Word for word, transcribe the lines below and drop the pictures.

* START *

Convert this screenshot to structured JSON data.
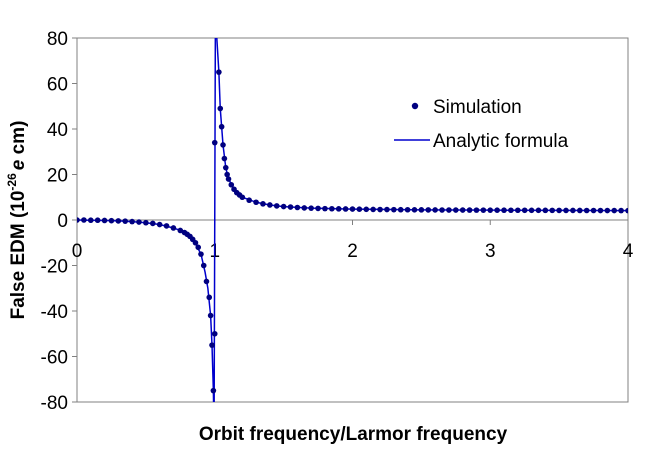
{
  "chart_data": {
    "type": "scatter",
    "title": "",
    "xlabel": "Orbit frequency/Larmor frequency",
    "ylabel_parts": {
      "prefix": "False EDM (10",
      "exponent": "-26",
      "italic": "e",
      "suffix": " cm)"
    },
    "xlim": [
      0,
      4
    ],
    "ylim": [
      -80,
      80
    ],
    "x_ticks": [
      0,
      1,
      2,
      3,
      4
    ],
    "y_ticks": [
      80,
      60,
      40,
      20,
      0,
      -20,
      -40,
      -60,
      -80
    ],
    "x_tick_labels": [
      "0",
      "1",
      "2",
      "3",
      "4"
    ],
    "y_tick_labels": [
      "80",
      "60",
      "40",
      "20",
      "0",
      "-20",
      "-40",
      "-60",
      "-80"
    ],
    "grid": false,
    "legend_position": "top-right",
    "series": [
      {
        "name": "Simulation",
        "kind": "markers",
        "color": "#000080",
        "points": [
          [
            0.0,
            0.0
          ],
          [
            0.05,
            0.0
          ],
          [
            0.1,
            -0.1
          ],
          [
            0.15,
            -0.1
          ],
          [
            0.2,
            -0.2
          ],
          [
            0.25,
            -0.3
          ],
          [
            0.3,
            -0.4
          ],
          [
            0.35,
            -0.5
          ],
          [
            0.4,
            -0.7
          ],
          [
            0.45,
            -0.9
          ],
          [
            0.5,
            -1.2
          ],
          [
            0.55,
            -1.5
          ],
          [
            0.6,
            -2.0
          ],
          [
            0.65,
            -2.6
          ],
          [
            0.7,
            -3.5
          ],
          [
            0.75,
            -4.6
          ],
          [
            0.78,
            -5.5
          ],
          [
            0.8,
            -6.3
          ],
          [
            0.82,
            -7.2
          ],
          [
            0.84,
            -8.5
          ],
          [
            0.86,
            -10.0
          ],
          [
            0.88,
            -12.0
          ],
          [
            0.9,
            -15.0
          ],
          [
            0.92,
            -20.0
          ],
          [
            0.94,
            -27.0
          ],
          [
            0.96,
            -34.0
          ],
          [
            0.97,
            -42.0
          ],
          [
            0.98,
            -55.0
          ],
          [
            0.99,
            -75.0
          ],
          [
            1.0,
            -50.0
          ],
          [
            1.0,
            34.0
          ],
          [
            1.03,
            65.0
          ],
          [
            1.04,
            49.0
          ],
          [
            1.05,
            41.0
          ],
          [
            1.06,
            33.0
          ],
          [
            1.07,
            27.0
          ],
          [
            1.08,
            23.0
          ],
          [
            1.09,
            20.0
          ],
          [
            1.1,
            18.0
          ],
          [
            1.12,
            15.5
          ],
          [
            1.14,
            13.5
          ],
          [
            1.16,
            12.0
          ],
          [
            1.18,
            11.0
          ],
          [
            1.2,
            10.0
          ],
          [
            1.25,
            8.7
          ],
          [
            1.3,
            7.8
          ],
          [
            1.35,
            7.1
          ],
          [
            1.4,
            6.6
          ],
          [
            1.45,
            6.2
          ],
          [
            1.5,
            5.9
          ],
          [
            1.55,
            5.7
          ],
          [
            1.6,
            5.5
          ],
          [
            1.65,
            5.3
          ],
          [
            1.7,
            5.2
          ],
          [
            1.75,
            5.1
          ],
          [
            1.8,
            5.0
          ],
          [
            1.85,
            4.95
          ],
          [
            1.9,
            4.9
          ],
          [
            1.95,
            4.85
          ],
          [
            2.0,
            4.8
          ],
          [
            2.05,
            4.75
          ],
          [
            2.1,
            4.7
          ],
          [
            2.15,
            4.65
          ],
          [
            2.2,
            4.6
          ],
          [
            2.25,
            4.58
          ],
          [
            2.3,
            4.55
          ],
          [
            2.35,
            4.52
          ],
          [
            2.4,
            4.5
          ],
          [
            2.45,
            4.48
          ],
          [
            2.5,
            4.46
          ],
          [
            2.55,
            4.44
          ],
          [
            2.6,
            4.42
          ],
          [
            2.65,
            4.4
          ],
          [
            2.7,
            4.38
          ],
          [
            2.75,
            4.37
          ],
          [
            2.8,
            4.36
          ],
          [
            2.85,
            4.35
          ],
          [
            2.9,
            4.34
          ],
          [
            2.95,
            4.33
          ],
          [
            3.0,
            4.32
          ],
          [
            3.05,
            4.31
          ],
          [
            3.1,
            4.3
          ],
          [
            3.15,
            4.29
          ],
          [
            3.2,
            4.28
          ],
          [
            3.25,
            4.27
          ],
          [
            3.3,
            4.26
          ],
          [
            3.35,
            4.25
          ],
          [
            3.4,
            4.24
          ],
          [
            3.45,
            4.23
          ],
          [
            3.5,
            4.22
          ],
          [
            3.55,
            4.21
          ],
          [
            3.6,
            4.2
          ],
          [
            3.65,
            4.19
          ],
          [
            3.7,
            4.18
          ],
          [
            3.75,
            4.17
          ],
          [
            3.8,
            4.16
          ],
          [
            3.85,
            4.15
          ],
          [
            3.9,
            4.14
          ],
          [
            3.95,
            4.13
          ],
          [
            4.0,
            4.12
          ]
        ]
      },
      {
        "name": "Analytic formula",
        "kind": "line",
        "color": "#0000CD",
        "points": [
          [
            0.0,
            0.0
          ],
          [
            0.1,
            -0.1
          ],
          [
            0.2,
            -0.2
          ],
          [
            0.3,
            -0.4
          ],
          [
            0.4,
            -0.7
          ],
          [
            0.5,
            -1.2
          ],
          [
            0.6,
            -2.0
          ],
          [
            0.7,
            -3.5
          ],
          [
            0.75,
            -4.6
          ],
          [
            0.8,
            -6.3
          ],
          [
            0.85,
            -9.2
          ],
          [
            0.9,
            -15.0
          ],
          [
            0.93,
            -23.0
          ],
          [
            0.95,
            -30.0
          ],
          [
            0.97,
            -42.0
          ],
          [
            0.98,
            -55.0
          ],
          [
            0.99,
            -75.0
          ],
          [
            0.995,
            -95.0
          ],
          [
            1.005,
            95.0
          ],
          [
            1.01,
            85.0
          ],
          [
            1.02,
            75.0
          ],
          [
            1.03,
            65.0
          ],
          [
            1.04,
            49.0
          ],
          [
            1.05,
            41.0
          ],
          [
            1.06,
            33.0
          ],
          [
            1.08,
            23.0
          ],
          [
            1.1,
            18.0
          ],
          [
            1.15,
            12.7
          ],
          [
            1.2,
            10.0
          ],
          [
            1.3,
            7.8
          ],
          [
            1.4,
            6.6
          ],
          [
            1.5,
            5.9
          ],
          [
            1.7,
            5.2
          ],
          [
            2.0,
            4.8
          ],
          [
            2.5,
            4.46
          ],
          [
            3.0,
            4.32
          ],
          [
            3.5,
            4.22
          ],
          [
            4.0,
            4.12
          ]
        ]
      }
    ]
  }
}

* END *

▸ Response
Convert this screenshot to structured JSON data.
{
  "chart_data": {
    "type": "scatter",
    "title": "",
    "xlabel": "Orbit frequency/Larmor frequency",
    "ylabel_parts": {
      "prefix": "False EDM (10",
      "exponent": "-26",
      "italic": "e",
      "suffix": " cm)"
    },
    "xlim": [
      0,
      4
    ],
    "ylim": [
      -80,
      80
    ],
    "x_ticks": [
      0,
      1,
      2,
      3,
      4
    ],
    "y_ticks": [
      80,
      60,
      40,
      20,
      0,
      -20,
      -40,
      -60,
      -80
    ],
    "x_tick_labels": [
      "0",
      "1",
      "2",
      "3",
      "4"
    ],
    "y_tick_labels": [
      "80",
      "60",
      "40",
      "20",
      "0",
      "-20",
      "-40",
      "-60",
      "-80"
    ],
    "grid": false,
    "legend_position": "top-right",
    "series": [
      {
        "name": "Simulation",
        "kind": "markers",
        "color": "#000080",
        "points": [
          [
            0.0,
            0.0
          ],
          [
            0.05,
            0.0
          ],
          [
            0.1,
            -0.1
          ],
          [
            0.15,
            -0.1
          ],
          [
            0.2,
            -0.2
          ],
          [
            0.25,
            -0.3
          ],
          [
            0.3,
            -0.4
          ],
          [
            0.35,
            -0.5
          ],
          [
            0.4,
            -0.7
          ],
          [
            0.45,
            -0.9
          ],
          [
            0.5,
            -1.2
          ],
          [
            0.55,
            -1.5
          ],
          [
            0.6,
            -2.0
          ],
          [
            0.65,
            -2.6
          ],
          [
            0.7,
            -3.5
          ],
          [
            0.75,
            -4.6
          ],
          [
            0.78,
            -5.5
          ],
          [
            0.8,
            -6.3
          ],
          [
            0.82,
            -7.2
          ],
          [
            0.84,
            -8.5
          ],
          [
            0.86,
            -10.0
          ],
          [
            0.88,
            -12.0
          ],
          [
            0.9,
            -15.0
          ],
          [
            0.92,
            -20.0
          ],
          [
            0.94,
            -27.0
          ],
          [
            0.96,
            -34.0
          ],
          [
            0.97,
            -42.0
          ],
          [
            0.98,
            -55.0
          ],
          [
            0.99,
            -75.0
          ],
          [
            1.0,
            -50.0
          ],
          [
            1.0,
            34.0
          ],
          [
            1.03,
            65.0
          ],
          [
            1.04,
            49.0
          ],
          [
            1.05,
            41.0
          ],
          [
            1.06,
            33.0
          ],
          [
            1.07,
            27.0
          ],
          [
            1.08,
            23.0
          ],
          [
            1.09,
            20.0
          ],
          [
            1.1,
            18.0
          ],
          [
            1.12,
            15.5
          ],
          [
            1.14,
            13.5
          ],
          [
            1.16,
            12.0
          ],
          [
            1.18,
            11.0
          ],
          [
            1.2,
            10.0
          ],
          [
            1.25,
            8.7
          ],
          [
            1.3,
            7.8
          ],
          [
            1.35,
            7.1
          ],
          [
            1.4,
            6.6
          ],
          [
            1.45,
            6.2
          ],
          [
            1.5,
            5.9
          ],
          [
            1.55,
            5.7
          ],
          [
            1.6,
            5.5
          ],
          [
            1.65,
            5.3
          ],
          [
            1.7,
            5.2
          ],
          [
            1.75,
            5.1
          ],
          [
            1.8,
            5.0
          ],
          [
            1.85,
            4.95
          ],
          [
            1.9,
            4.9
          ],
          [
            1.95,
            4.85
          ],
          [
            2.0,
            4.8
          ],
          [
            2.05,
            4.75
          ],
          [
            2.1,
            4.7
          ],
          [
            2.15,
            4.65
          ],
          [
            2.2,
            4.6
          ],
          [
            2.25,
            4.58
          ],
          [
            2.3,
            4.55
          ],
          [
            2.35,
            4.52
          ],
          [
            2.4,
            4.5
          ],
          [
            2.45,
            4.48
          ],
          [
            2.5,
            4.46
          ],
          [
            2.55,
            4.44
          ],
          [
            2.6,
            4.42
          ],
          [
            2.65,
            4.4
          ],
          [
            2.7,
            4.38
          ],
          [
            2.75,
            4.37
          ],
          [
            2.8,
            4.36
          ],
          [
            2.85,
            4.35
          ],
          [
            2.9,
            4.34
          ],
          [
            2.95,
            4.33
          ],
          [
            3.0,
            4.32
          ],
          [
            3.05,
            4.31
          ],
          [
            3.1,
            4.3
          ],
          [
            3.15,
            4.29
          ],
          [
            3.2,
            4.28
          ],
          [
            3.25,
            4.27
          ],
          [
            3.3,
            4.26
          ],
          [
            3.35,
            4.25
          ],
          [
            3.4,
            4.24
          ],
          [
            3.45,
            4.23
          ],
          [
            3.5,
            4.22
          ],
          [
            3.55,
            4.21
          ],
          [
            3.6,
            4.2
          ],
          [
            3.65,
            4.19
          ],
          [
            3.7,
            4.18
          ],
          [
            3.75,
            4.17
          ],
          [
            3.8,
            4.16
          ],
          [
            3.85,
            4.15
          ],
          [
            3.9,
            4.14
          ],
          [
            3.95,
            4.13
          ],
          [
            4.0,
            4.12
          ]
        ]
      },
      {
        "name": "Analytic formula",
        "kind": "line",
        "color": "#0000CD",
        "points": [
          [
            0.0,
            0.0
          ],
          [
            0.1,
            -0.1
          ],
          [
            0.2,
            -0.2
          ],
          [
            0.3,
            -0.4
          ],
          [
            0.4,
            -0.7
          ],
          [
            0.5,
            -1.2
          ],
          [
            0.6,
            -2.0
          ],
          [
            0.7,
            -3.5
          ],
          [
            0.75,
            -4.6
          ],
          [
            0.8,
            -6.3
          ],
          [
            0.85,
            -9.2
          ],
          [
            0.9,
            -15.0
          ],
          [
            0.93,
            -23.0
          ],
          [
            0.95,
            -30.0
          ],
          [
            0.97,
            -42.0
          ],
          [
            0.98,
            -55.0
          ],
          [
            0.99,
            -75.0
          ],
          [
            0.995,
            -95.0
          ],
          [
            1.005,
            95.0
          ],
          [
            1.01,
            85.0
          ],
          [
            1.02,
            75.0
          ],
          [
            1.03,
            65.0
          ],
          [
            1.04,
            49.0
          ],
          [
            1.05,
            41.0
          ],
          [
            1.06,
            33.0
          ],
          [
            1.08,
            23.0
          ],
          [
            1.1,
            18.0
          ],
          [
            1.15,
            12.7
          ],
          [
            1.2,
            10.0
          ],
          [
            1.3,
            7.8
          ],
          [
            1.4,
            6.6
          ],
          [
            1.5,
            5.9
          ],
          [
            1.7,
            5.2
          ],
          [
            2.0,
            4.8
          ],
          [
            2.5,
            4.46
          ],
          [
            3.0,
            4.32
          ],
          [
            3.5,
            4.22
          ],
          [
            4.0,
            4.12
          ]
        ]
      }
    ]
  }
}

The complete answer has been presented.